» **TASK TO CARRY OUT**:
Extend the conversation about short-form and long-form resumes, beginning immediately after its final sentence.

» **EXCERPTED PASSAGE**:
* * * * * * *
Then, and I hear this all the time when people use my process, the call they get from the H.R. professional is, "I just got your resume, but I need more information." At that point, you say, "I submitted my short form resume to get your attention. Evidently that worked. Let me have your email address. I will send over my long form to you on the spot, right now." That is it.
It is kind of like Oprah, when she finishes a segment on TV she says, "Stick around. We'll be right back after this break. We'll teach you how to be a millionaire." Well, you stick around hoping that you are going to learn. It's the same thing. It is the tease model. Set it out there, but nail it. It is razor sharp. It is focused, and it made it through the software.
Shelley: Absolutely. Going back 15, nearly 20 years now ... that's ageing me ... I was H.R. Manager in a startup facility and I had 1,500 resumes to go through for about 50 positions in the business.
* * * * * * *
» **ENTRIES SUPPLIED**:
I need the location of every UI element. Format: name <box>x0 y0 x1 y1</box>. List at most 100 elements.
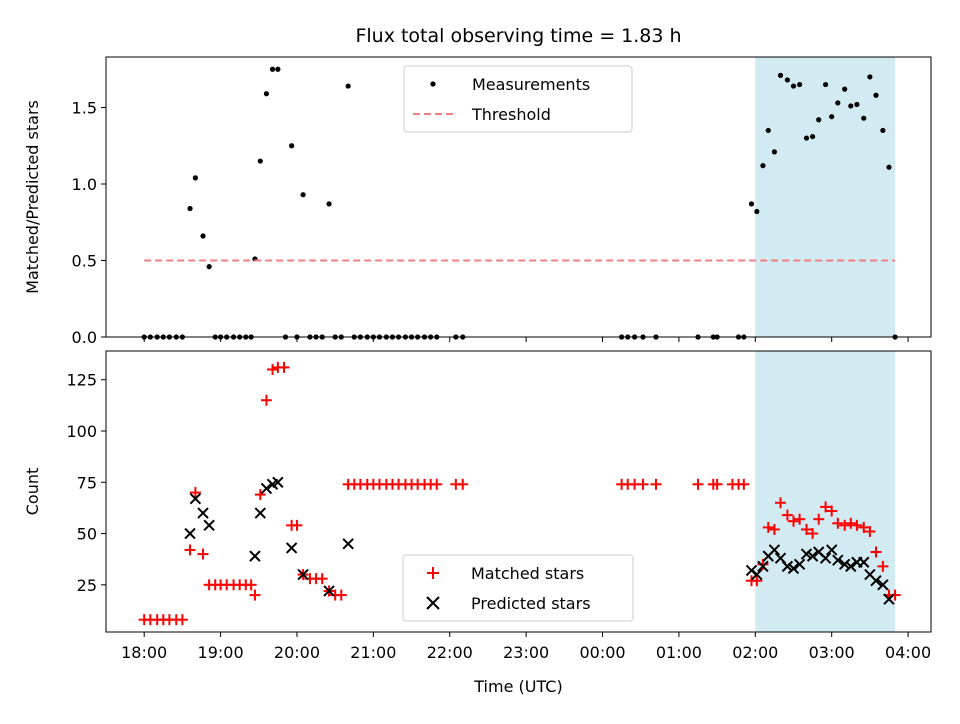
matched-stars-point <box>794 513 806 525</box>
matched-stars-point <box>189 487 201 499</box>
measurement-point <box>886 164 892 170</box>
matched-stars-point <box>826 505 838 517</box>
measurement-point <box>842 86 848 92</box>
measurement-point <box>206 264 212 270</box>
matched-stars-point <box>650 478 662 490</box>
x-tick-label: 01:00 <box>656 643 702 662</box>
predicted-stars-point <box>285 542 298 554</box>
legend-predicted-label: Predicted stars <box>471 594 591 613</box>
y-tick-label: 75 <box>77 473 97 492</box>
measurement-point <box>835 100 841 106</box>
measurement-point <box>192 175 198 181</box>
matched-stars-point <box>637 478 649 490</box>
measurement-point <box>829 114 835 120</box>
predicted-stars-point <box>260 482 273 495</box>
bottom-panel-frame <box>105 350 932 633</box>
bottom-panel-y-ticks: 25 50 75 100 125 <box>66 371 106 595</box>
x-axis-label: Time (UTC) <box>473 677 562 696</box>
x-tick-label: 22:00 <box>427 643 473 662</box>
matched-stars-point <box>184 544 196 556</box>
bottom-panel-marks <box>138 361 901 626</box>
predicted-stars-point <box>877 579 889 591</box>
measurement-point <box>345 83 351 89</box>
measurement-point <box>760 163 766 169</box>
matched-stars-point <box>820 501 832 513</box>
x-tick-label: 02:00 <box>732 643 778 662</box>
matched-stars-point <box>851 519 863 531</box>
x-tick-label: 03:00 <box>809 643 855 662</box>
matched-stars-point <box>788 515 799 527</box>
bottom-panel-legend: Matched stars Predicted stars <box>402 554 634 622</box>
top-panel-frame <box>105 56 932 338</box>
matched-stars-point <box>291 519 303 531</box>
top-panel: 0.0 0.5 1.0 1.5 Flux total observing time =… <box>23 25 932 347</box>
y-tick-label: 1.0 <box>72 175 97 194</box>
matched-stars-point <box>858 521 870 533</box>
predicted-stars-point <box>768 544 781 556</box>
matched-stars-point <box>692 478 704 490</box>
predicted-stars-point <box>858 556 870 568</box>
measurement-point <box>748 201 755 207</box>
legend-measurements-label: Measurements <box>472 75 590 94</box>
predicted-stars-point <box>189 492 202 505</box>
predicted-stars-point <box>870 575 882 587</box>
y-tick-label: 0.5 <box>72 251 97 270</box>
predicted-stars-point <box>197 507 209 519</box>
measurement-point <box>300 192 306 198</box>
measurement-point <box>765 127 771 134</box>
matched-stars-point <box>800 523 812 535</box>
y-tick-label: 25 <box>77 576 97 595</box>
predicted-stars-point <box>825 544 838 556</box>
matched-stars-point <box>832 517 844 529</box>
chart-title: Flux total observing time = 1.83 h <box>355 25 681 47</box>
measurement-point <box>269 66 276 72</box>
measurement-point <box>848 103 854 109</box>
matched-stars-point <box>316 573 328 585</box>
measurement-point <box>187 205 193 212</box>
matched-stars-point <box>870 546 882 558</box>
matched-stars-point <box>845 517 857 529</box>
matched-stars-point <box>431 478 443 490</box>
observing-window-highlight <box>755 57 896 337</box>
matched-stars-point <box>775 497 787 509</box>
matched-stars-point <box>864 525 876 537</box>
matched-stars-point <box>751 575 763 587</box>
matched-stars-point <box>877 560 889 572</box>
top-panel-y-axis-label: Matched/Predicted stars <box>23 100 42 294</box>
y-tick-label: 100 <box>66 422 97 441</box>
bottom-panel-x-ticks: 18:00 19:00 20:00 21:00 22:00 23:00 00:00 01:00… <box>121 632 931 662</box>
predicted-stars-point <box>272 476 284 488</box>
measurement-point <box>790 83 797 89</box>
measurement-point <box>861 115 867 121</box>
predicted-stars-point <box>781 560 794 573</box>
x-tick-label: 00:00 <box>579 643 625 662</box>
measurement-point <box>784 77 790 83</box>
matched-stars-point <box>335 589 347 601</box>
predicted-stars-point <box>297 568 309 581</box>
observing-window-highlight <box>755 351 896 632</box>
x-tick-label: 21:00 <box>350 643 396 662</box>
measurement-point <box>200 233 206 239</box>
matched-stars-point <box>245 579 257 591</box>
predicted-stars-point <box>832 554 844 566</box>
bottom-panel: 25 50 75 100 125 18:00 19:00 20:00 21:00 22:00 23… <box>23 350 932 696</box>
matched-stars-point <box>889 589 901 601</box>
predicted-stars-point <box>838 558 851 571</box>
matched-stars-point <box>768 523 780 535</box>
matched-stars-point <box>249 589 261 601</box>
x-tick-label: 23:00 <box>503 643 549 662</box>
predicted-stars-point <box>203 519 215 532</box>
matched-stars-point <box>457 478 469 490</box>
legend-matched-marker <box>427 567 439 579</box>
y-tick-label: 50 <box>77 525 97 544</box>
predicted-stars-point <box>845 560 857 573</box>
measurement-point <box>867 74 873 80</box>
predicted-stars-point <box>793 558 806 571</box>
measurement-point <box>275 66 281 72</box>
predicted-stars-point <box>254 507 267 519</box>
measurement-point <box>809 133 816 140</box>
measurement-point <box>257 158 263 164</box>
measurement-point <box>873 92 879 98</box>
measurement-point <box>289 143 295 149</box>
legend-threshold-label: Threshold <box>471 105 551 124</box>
* * * * * * *
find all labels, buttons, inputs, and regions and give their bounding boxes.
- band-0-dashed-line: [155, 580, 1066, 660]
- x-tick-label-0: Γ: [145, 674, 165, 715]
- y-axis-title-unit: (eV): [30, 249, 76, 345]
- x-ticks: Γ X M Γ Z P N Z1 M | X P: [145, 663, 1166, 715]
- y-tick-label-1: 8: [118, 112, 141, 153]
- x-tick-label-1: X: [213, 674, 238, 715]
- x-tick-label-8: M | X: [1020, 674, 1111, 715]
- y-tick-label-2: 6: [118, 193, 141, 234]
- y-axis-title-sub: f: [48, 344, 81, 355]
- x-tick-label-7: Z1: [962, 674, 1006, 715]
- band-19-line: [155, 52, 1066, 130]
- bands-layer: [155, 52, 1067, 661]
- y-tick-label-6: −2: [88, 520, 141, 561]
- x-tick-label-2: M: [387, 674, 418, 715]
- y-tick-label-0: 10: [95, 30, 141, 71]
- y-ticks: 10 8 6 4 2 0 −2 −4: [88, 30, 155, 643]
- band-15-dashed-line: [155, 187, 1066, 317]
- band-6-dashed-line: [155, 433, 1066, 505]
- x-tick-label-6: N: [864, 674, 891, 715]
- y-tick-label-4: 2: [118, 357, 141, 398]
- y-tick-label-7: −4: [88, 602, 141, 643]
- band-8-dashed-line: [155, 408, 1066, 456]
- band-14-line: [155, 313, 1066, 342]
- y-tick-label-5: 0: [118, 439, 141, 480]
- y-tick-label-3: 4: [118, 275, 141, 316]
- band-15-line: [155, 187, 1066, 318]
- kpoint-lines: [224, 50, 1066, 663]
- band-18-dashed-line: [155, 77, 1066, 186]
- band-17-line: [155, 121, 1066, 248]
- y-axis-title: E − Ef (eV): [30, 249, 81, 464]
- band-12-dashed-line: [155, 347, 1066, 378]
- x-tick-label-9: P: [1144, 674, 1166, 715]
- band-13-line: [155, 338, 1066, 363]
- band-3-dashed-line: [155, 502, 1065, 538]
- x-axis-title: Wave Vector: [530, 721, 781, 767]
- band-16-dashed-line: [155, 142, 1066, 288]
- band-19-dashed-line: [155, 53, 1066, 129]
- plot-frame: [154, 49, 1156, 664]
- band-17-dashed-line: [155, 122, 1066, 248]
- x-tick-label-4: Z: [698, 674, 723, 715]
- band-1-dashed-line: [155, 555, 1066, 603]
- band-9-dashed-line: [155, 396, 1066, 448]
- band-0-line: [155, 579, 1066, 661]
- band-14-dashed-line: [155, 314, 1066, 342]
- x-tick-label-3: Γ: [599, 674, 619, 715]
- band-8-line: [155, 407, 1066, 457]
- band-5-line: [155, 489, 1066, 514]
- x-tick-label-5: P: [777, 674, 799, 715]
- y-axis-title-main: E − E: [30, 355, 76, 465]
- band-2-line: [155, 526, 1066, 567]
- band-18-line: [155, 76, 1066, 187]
* * * * * * *
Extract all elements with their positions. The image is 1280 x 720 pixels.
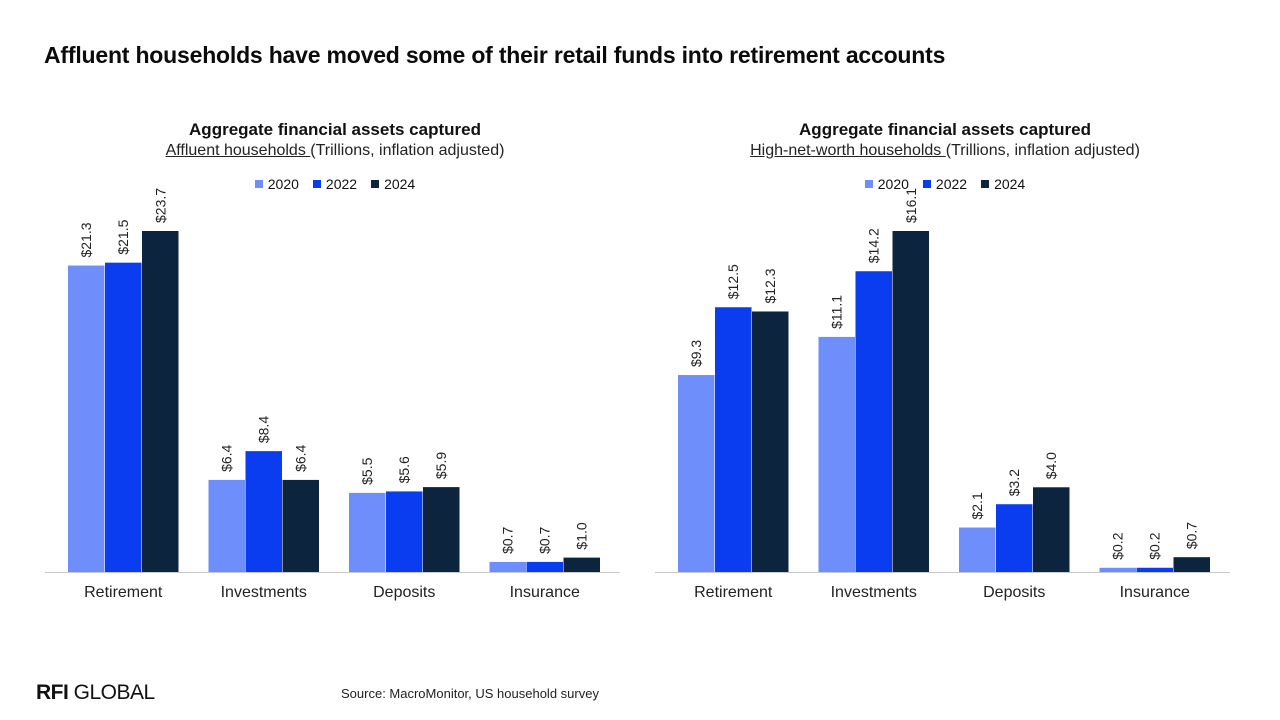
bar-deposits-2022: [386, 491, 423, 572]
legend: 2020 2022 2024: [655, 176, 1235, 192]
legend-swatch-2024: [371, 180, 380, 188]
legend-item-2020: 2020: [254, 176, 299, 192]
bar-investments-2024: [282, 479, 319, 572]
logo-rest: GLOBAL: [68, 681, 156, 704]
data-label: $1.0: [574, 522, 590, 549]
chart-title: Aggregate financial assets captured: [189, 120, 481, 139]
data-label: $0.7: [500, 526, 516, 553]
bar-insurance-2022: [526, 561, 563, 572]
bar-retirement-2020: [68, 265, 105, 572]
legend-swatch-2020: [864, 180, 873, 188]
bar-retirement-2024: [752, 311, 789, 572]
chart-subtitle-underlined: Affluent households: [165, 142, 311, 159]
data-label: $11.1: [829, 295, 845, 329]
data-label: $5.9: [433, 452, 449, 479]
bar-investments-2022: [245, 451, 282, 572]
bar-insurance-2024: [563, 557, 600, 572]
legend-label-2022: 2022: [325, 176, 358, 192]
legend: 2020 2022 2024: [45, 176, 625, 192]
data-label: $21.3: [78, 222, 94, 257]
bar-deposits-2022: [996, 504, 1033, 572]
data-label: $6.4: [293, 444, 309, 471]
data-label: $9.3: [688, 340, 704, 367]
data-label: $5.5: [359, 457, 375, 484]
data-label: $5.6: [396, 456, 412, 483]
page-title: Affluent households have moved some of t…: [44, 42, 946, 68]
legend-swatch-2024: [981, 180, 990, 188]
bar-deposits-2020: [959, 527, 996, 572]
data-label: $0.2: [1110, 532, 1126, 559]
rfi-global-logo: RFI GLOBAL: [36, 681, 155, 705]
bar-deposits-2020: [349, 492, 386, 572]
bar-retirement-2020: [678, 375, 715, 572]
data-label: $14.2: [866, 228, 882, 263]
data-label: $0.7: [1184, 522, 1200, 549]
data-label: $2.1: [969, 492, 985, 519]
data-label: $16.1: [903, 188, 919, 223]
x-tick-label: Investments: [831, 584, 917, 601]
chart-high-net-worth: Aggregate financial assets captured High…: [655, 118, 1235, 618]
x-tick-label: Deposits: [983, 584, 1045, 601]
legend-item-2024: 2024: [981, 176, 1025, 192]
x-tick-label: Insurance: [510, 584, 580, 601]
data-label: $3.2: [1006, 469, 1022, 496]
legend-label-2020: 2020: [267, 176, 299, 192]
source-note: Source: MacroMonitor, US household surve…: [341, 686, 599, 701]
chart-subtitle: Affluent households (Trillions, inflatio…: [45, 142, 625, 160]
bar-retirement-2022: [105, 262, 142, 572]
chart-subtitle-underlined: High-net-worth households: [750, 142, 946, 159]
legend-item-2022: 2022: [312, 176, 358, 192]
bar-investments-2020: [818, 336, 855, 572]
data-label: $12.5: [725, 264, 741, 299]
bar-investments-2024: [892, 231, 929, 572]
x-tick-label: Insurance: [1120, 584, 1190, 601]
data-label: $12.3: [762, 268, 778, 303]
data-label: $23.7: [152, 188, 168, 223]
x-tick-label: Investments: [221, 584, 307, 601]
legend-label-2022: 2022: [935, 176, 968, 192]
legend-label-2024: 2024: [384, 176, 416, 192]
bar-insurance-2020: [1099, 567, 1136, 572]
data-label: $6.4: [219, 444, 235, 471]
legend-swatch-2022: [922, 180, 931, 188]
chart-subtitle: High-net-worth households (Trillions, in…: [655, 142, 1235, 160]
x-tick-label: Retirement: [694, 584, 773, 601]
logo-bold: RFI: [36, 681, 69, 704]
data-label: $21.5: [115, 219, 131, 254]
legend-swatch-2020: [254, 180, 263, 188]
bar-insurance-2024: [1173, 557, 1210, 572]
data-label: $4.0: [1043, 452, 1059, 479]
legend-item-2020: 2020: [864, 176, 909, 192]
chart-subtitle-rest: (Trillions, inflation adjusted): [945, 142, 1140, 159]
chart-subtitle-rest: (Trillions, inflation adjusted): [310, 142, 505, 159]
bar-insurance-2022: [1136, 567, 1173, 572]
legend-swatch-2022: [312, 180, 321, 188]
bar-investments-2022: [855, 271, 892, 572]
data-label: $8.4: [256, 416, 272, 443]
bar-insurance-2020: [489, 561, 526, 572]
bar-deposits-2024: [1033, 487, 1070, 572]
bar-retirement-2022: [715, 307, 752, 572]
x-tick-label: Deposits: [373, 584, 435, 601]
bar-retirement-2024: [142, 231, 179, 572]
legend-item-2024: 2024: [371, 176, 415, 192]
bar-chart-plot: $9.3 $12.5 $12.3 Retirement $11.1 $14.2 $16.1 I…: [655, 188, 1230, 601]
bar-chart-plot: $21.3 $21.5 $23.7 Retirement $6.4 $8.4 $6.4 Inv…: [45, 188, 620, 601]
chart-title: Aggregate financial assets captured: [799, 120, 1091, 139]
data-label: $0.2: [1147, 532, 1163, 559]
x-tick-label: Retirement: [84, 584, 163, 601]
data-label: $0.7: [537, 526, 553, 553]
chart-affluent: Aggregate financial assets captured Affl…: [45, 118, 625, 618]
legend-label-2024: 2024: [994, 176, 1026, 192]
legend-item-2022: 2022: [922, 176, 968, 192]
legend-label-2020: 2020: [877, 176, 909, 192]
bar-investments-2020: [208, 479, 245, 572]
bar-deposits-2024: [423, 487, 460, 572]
* * * * * * *
» **TASK RESULT**:
Rick: You know what? I appreciate that. I was with a friend of mine recently, and she has a little boutique staffing company. I mean little, four or five people and she operates an office here, in Houston, and also in Calgary, Alberta, Canada. At that moment in time, she had 1,100 resumes sitting in her inbox. That's a normal day.
Shelley: Absolutely. At that time, that was when I became a fan of the one page resume. The truth was I rarely went past page one because I was just in overwhelm mode with so many. So I stand here saying to you, "Thank goodness somebody is teaching people about one page resumes," because it really is critical. But it is what you put on that one page that is so important.
Rick: Yes.
Shelley: You and I, in our previous discussions, are both of like mind, which is focus on your achievements, which you mentioned before, and be results focused. Do you want to share with everyone today a little bit more about what you feel is the most important thing to have on that one page resume?
Rick: I will tell you what, the very first thing is in my header, and I have designed the header very distinctly and very deliberate. Anybody can go to my website, RickGills.com There is a pre-resume tab. They can click on this and they can view this information at no cost to them.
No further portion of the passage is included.